Several previous investigations have cast doubt on the validity of LF power as a measure of sympathetic activity because of dissociations between LF power and cardiac norepinephrine spillover, directly recorded sympathetic nerve traffic, and plasma norepinephrine levels.4,6,20 Such dissociations are especially glaring in patients with congestive heart failure, which is characterized by decreased LF power9 despite marked cardiac sympathetic activation.3

Other pathophysiologic states do result in both decreased sympathetic nervous system activity and decreased LF power. In these pathophysiologic states, the possibility remains that low LF power might reflect failure of baroreflexive modulation of sympathetic neuronal outflows, rather than sympathoinhibition itself. For instance, Wiklund et al21 noted low LF power in patients with palmar hyperhidrosis undergoing bilateral transthoracic sympathectomy; however, baroreflex-cardiovagal sensitivity also declines after thoracic sympathectomy.22

Sleight et al8 suggested dependence of LF power on baroreflex function, based on effects of carotid baroreceptor stimulation in 3 patients: 1 with normal BRS; 1 with ischemic heart disease, congestive heart failure, and normal BRS; and 1 with ischemic heart disease, congestive heart failure, and initially low BRS who subsequently had an improved clinical state and BRS. In the baseline state, both congestive heart failure patients had low LF power, despite a presumably hypernoradrenergic state. Direct baroreceptor stimulation at 0.1 Hz increased LF power in the normal subject and in the patient with congestive heart failure and normal BRS. The congestive heart failure patient with low BRS did not have an increase in LF power until BRS normalized. These data revealed an initial dissociation between cardiac noradrenergic state in the patients with congestive heart failure and LF power. During carotid sinus stimulation, LF power increased only when BRS was normal. Low BRS obviated this effect.

(Data excerpts)
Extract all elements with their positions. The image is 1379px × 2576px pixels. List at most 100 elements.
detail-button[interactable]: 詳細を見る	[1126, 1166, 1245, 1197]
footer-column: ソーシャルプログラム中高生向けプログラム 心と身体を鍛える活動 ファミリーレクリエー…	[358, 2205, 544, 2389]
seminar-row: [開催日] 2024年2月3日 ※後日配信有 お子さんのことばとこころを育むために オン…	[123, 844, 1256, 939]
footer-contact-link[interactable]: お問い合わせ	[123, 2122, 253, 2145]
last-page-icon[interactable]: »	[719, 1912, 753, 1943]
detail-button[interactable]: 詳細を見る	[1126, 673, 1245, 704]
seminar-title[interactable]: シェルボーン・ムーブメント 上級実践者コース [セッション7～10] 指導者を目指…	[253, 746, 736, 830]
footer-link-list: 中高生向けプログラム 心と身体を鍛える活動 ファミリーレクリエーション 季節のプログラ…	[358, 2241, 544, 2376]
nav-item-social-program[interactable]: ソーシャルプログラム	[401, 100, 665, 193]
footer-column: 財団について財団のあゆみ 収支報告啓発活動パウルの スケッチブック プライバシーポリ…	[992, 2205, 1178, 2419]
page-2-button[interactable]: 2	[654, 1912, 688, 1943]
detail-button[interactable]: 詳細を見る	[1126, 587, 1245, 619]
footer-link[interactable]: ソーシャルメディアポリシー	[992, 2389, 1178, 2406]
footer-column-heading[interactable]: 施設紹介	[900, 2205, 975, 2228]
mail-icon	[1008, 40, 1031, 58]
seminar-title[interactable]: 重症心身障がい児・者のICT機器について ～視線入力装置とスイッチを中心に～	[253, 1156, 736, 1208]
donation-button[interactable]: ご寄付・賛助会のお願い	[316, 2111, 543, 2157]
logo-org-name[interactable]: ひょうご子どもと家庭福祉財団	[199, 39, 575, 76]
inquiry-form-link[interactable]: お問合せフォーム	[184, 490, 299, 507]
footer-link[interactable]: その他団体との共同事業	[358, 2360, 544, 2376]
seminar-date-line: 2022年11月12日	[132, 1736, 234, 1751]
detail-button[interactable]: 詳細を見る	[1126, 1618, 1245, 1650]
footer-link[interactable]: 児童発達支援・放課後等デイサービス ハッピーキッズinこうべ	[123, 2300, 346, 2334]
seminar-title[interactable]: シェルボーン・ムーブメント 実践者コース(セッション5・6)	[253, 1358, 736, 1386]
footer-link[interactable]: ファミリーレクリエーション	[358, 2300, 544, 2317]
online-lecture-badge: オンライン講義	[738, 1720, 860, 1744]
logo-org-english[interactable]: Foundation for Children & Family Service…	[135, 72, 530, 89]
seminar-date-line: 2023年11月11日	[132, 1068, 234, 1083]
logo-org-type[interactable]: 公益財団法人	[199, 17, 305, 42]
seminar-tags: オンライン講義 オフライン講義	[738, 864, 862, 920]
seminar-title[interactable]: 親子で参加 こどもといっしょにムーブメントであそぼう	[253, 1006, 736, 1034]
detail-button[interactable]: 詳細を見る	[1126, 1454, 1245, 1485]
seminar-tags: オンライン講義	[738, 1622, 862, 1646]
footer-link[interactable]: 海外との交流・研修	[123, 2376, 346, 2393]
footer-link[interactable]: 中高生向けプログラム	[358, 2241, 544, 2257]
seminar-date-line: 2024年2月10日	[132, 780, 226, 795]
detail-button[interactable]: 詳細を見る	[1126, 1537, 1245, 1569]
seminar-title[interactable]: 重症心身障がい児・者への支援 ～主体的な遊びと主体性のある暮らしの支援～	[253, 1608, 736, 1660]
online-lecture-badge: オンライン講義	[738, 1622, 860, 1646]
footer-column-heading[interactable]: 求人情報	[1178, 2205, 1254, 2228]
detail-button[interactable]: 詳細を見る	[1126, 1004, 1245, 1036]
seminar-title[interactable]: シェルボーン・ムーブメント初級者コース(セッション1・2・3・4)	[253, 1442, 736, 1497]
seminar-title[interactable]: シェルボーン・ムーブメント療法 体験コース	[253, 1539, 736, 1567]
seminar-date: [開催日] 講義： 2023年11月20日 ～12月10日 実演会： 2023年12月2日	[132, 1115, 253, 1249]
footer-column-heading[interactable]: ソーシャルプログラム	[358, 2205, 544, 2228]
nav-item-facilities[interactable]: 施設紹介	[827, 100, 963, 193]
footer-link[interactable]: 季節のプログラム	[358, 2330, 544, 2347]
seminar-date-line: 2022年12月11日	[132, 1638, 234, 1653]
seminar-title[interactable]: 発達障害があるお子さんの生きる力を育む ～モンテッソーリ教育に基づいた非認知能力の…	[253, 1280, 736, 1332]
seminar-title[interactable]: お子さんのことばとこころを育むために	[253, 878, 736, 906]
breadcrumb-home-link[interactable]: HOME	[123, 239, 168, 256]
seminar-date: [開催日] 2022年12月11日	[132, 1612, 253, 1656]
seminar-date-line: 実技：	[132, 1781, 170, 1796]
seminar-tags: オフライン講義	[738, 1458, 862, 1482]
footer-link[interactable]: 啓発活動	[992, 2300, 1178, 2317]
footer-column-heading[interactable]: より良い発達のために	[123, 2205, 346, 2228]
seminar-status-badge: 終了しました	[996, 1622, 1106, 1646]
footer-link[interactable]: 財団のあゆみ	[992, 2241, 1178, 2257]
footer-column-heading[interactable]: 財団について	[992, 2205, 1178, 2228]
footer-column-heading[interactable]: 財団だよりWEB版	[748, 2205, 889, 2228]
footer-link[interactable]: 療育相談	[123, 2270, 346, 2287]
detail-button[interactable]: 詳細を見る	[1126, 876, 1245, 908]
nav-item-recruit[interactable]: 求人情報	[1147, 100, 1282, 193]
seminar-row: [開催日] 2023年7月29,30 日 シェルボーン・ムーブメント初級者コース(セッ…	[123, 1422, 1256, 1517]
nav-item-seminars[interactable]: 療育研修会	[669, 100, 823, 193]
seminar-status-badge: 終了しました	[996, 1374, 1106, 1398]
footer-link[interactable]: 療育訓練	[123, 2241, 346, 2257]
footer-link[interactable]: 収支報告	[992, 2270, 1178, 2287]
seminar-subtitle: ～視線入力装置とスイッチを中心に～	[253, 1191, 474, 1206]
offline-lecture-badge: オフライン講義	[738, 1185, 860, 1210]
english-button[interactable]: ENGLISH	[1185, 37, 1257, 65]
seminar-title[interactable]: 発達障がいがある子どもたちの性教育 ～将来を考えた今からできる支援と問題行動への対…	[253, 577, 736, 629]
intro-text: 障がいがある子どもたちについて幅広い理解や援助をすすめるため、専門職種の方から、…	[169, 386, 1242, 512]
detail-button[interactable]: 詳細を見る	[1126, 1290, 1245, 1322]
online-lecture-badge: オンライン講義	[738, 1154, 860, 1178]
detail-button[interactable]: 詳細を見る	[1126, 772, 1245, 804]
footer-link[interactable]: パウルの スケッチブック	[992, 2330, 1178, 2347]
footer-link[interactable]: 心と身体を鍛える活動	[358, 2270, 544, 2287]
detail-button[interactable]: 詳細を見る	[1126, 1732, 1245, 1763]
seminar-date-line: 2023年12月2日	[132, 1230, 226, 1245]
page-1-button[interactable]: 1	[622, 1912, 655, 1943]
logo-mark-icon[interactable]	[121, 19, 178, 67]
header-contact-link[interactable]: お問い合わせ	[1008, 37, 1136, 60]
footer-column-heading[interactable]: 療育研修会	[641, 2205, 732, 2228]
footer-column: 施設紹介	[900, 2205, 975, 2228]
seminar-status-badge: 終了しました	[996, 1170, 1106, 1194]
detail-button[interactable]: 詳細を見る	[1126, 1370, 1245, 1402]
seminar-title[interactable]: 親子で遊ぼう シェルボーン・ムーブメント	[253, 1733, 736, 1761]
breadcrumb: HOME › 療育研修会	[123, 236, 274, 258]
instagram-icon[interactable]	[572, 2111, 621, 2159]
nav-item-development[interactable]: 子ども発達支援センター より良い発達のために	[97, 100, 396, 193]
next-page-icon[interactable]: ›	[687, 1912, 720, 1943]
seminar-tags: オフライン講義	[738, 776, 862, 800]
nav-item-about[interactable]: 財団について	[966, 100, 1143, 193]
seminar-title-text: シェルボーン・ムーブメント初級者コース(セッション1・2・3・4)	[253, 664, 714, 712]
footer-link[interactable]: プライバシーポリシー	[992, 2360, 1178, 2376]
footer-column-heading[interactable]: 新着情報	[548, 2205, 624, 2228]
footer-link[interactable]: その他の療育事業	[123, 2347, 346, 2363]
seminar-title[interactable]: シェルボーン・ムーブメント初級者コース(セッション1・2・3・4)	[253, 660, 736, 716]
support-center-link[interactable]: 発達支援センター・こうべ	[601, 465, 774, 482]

(How to complete this task) According to the text on LF power, which condition shows decreased LF power despite marked cardiac sympathetic activation?

(Your response) Congestive heart failure.